Challenge:
All of the data should be output character for character, except the pictures.

Records shown:
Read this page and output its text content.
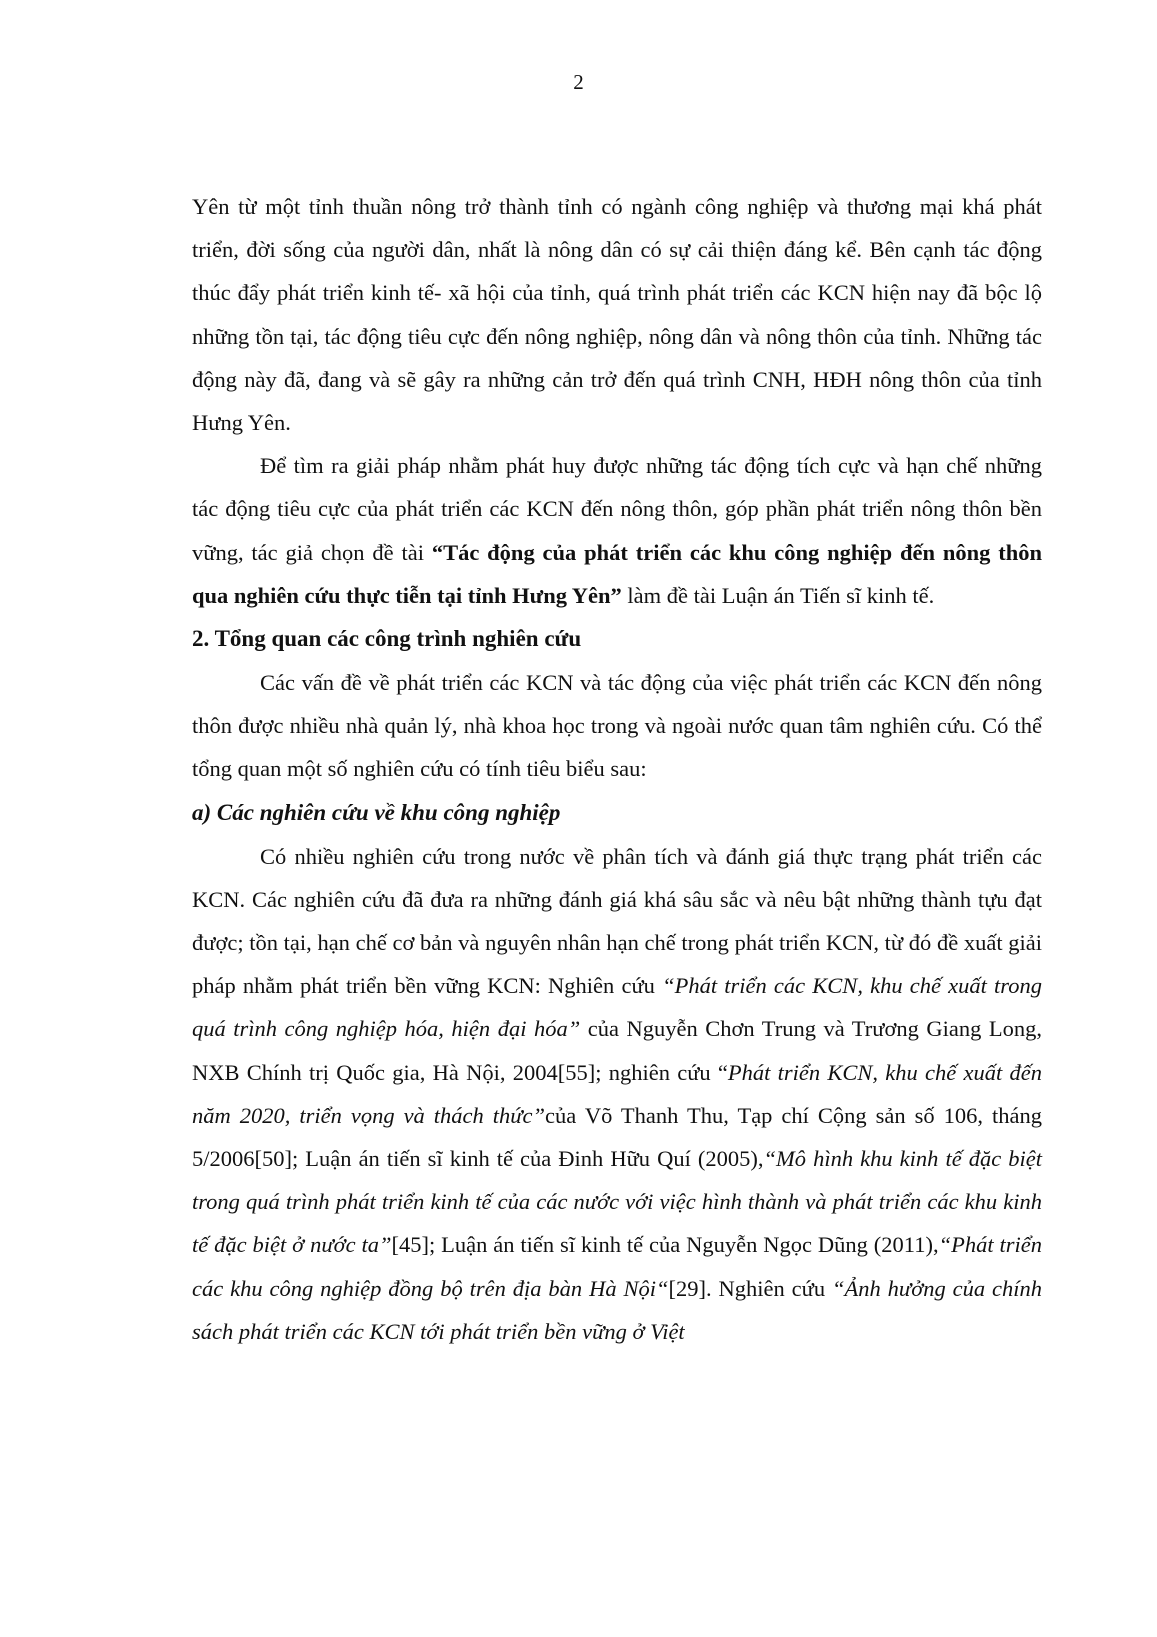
2

Yên từ một tỉnh thuần nông trở thành tỉnh có ngành công nghiệp và thương mại khá phát triển, đời sống của người dân, nhất là nông dân có sự cải thiện đáng kể. Bên cạnh tác động thúc đẩy phát triển kinh tế- xã hội của tỉnh, quá trình phát triển các KCN hiện nay đã bộc lộ những tồn tại, tác động tiêu cực đến nông nghiệp, nông dân và nông thôn của tỉnh. Những tác động này đã, đang và sẽ gây ra những cản trở đến quá trình CNH, HĐH nông thôn của tỉnh Hưng Yên.

Để tìm ra giải pháp nhằm phát huy được những tác động tích cực và hạn chế những tác động tiêu cực của phát triển các KCN đến nông thôn, góp phần phát triển nông thôn bền vững, tác giả chọn đề tài “Tác động của phát triển các khu công nghiệp đến nông thôn qua nghiên cứu thực tiễn tại tỉnh Hưng Yên” làm đề tài Luận án Tiến sĩ kinh tế.

2. Tổng quan các công trình nghiên cứu

Các vấn đề về phát triển các KCN và tác động của việc phát triển các KCN đến nông thôn được nhiều nhà quản lý, nhà khoa học trong và ngoài nước quan tâm nghiên cứu. Có thể tổng quan một số nghiên cứu có tính tiêu biểu sau:

a) Các nghiên cứu về khu công nghiệp

Có nhiều nghiên cứu trong nước về phân tích và đánh giá thực trạng phát triển các KCN. Các nghiên cứu đã đưa ra những đánh giá khá sâu sắc và nêu bật những thành tựu đạt được; tồn tại, hạn chế cơ bản và nguyên nhân hạn chế trong phát triển KCN, từ đó đề xuất giải pháp nhằm phát triển bền vững KCN: Nghiên cứu “Phát triển các KCN, khu chế xuất trong quá trình công nghiệp hóa, hiện đại hóa” của Nguyễn Chơn Trung và Trương Giang Long, NXB Chính trị Quốc gia, Hà Nội, 2004[55]; nghiên cứu “Phát triển KCN, khu chế xuất đến năm 2020, triển vọng và thách thức”của Võ Thanh Thu, Tạp chí Cộng sản số 106, tháng 5/2006[50]; Luận án tiến sĩ kinh tế của Đinh Hữu Quí (2005),“Mô hình khu kinh tế đặc biệt trong quá trình phát triển kinh tế của các nước với việc hình thành và phát triển các khu kinh tế đặc biệt ở nước ta”[45]; Luận án tiến sĩ kinh tế của Nguyễn Ngọc Dũng (2011),“Phát triển các khu công nghiệp đồng bộ trên địa bàn Hà Nội“[29]. Nghiên cứu “Ảnh hưởng của chính sách phát triển các KCN tới phát triển bền vững ở Việt
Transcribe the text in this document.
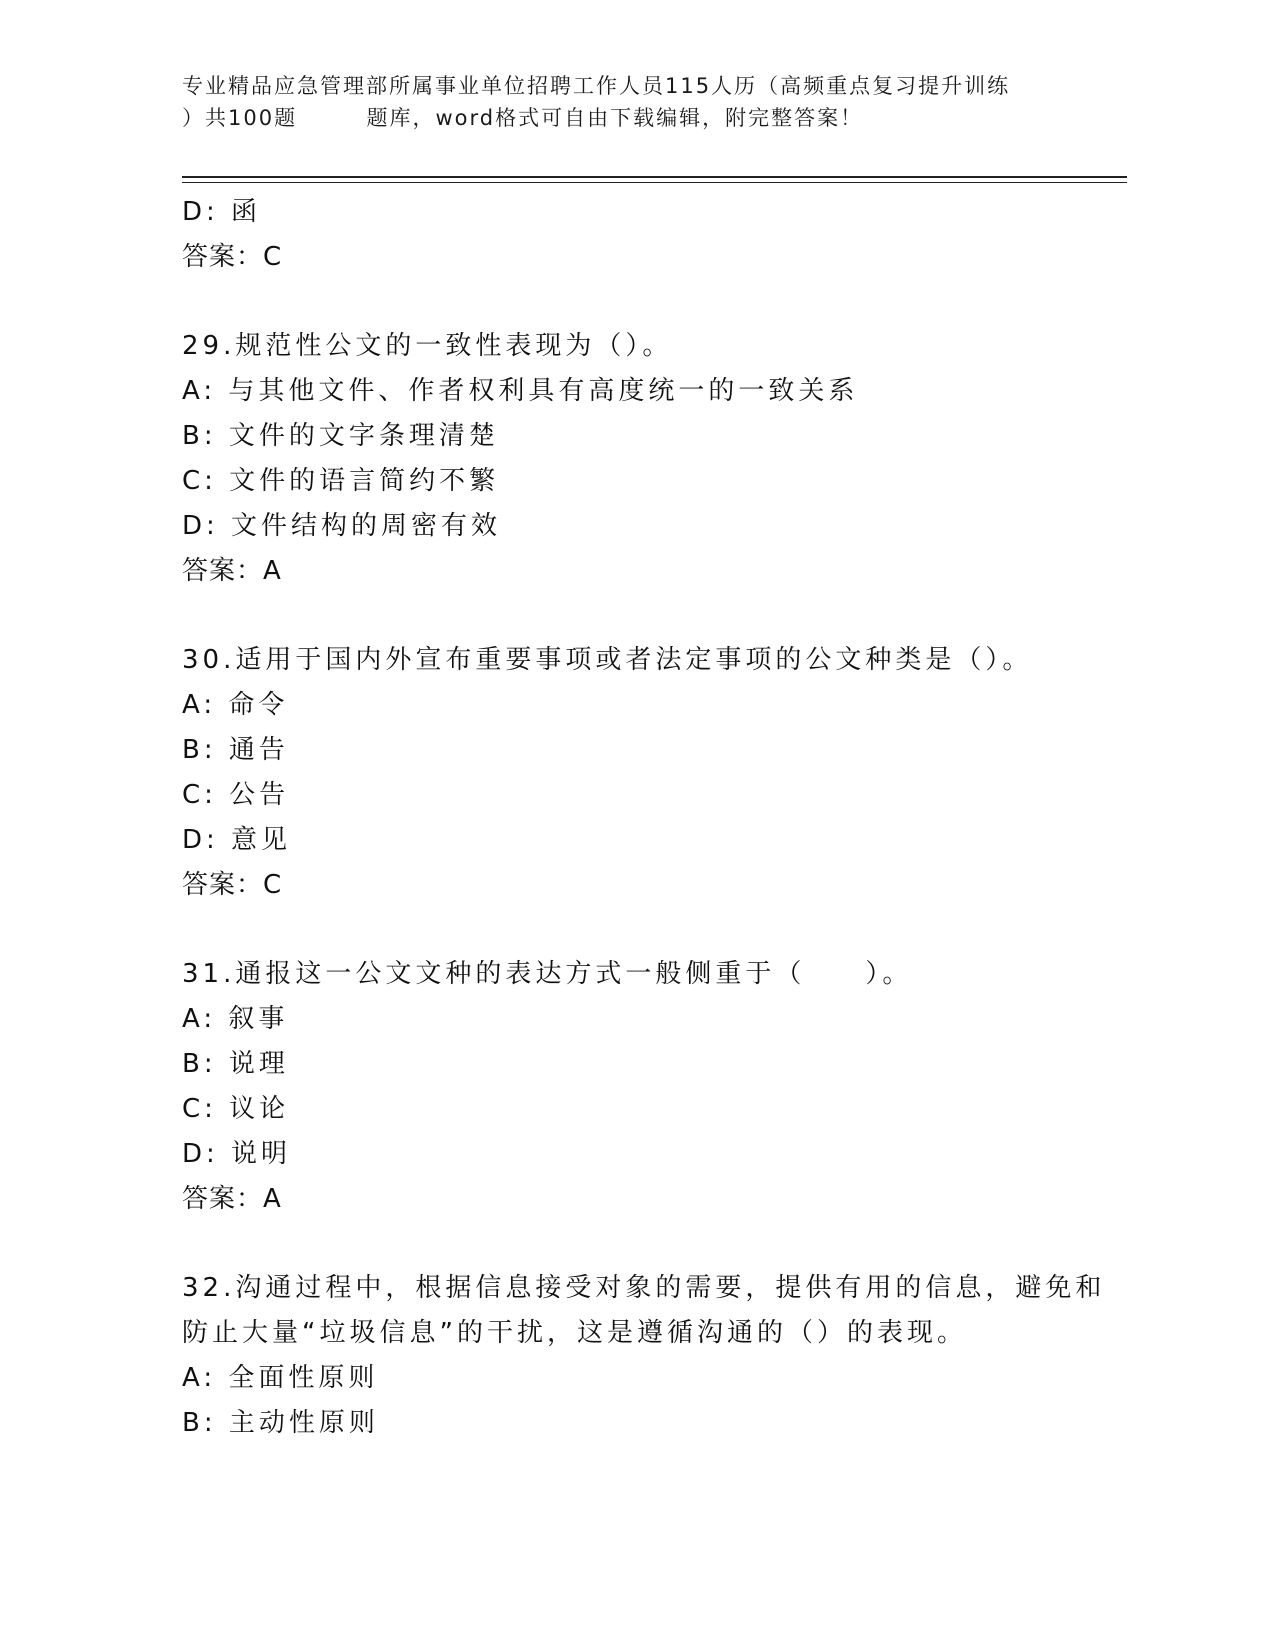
专业精品应急管理部所属事业单位招聘工作人员115人历（高频重点复习提升训练
）共100题        题库，word格式可自由下载编辑，附完整答案！
D: 函
答案：C
29.规范性公文的一致性表现为（）。
A: 与其他文件、作者权利具有高度统一的一致关系
B: 文件的文字条理清楚
C: 文件的语言简约不繁
D: 文件结构的周密有效
答案：A
30.适用于国内外宣布重要事项或者法定事项的公文种类是（）。
A: 命令
B: 通告
C: 公告
D: 意见
答案：C
31.通报这一公文文种的表达方式一般侧重于（　　）。
A: 叙事
B: 说理
C: 议论
D: 说明
答案：A
32.沟通过程中，根据信息接受对象的需要，提供有用的信息，避免和
防止大量“垃圾信息”的干扰，这是遵循沟通的（）的表现。
A: 全面性原则
B: 主动性原则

The response:
Read this page and output its text content.
2

Yên từ một tỉnh thuần nông trở thành tỉnh có ngành công nghiệp và thương mại khá phát triển, đời sống của người dân, nhất là nông dân có sự cải thiện đáng kể. Bên cạnh tác động thúc đẩy phát triển kinh tế- xã hội của tỉnh, quá trình phát triển các KCN hiện nay đã bộc lộ những tồn tại, tác động tiêu cực đến nông nghiệp, nông dân và nông thôn của tỉnh. Những tác động này đã, đang và sẽ gây ra những cản trở đến quá trình CNH, HĐH nông thôn của tỉnh Hưng Yên.

Để tìm ra giải pháp nhằm phát huy được những tác động tích cực và hạn chế những tác động tiêu cực của phát triển các KCN đến nông thôn, góp phần phát triển nông thôn bền vững, tác giả chọn đề tài “Tác động của phát triển các khu công nghiệp đến nông thôn qua nghiên cứu thực tiễn tại tỉnh Hưng Yên” làm đề tài Luận án Tiến sĩ kinh tế.

2. Tổng quan các công trình nghiên cứu

Các vấn đề về phát triển các KCN và tác động của việc phát triển các KCN đến nông thôn được nhiều nhà quản lý, nhà khoa học trong và ngoài nước quan tâm nghiên cứu. Có thể tổng quan một số nghiên cứu có tính tiêu biểu sau:

a) Các nghiên cứu về khu công nghiệp

Có nhiều nghiên cứu trong nước về phân tích và đánh giá thực trạng phát triển các KCN. Các nghiên cứu đã đưa ra những đánh giá khá sâu sắc và nêu bật những thành tựu đạt được; tồn tại, hạn chế cơ bản và nguyên nhân hạn chế trong phát triển KCN, từ đó đề xuất giải pháp nhằm phát triển bền vững KCN: Nghiên cứu “Phát triển các KCN, khu chế xuất trong quá trình công nghiệp hóa, hiện đại hóa” của Nguyễn Chơn Trung và Trương Giang Long, NXB Chính trị Quốc gia, Hà Nội, 2004[55]; nghiên cứu “Phát triển KCN, khu chế xuất đến năm 2020, triển vọng và thách thức”của Võ Thanh Thu, Tạp chí Cộng sản số 106, tháng 5/2006[50]; Luận án tiến sĩ kinh tế của Đinh Hữu Quí (2005),“Mô hình khu kinh tế đặc biệt trong quá trình phát triển kinh tế của các nước với việc hình thành và phát triển các khu kinh tế đặc biệt ở nước ta”[45]; Luận án tiến sĩ kinh tế của Nguyễn Ngọc Dũng (2011),“Phát triển các khu công nghiệp đồng bộ trên địa bàn Hà Nội“[29]. Nghiên cứu “Ảnh hưởng của chính sách phát triển các KCN tới phát triển bền vững ở Việt
Transcribe the text in this document.
专业精品应急管理部所属事业单位招聘工作人员115人历（高频重点复习提升训练
）共100题        题库，word格式可自由下载编辑，附完整答案！
D: 函
答案：C
29.规范性公文的一致性表现为（）。
A: 与其他文件、作者权利具有高度统一的一致关系
B: 文件的文字条理清楚
C: 文件的语言简约不繁
D: 文件结构的周密有效
答案：A
30.适用于国内外宣布重要事项或者法定事项的公文种类是（）。
A: 命令
B: 通告
C: 公告
D: 意见
答案：C
31.通报这一公文文种的表达方式一般侧重于（　　）。
A: 叙事
B: 说理
C: 议论
D: 说明
答案：A
32.沟通过程中，根据信息接受对象的需要，提供有用的信息，避免和
防止大量“垃圾信息”的干扰，这是遵循沟通的（）的表现。
A: 全面性原则
B: 主动性原则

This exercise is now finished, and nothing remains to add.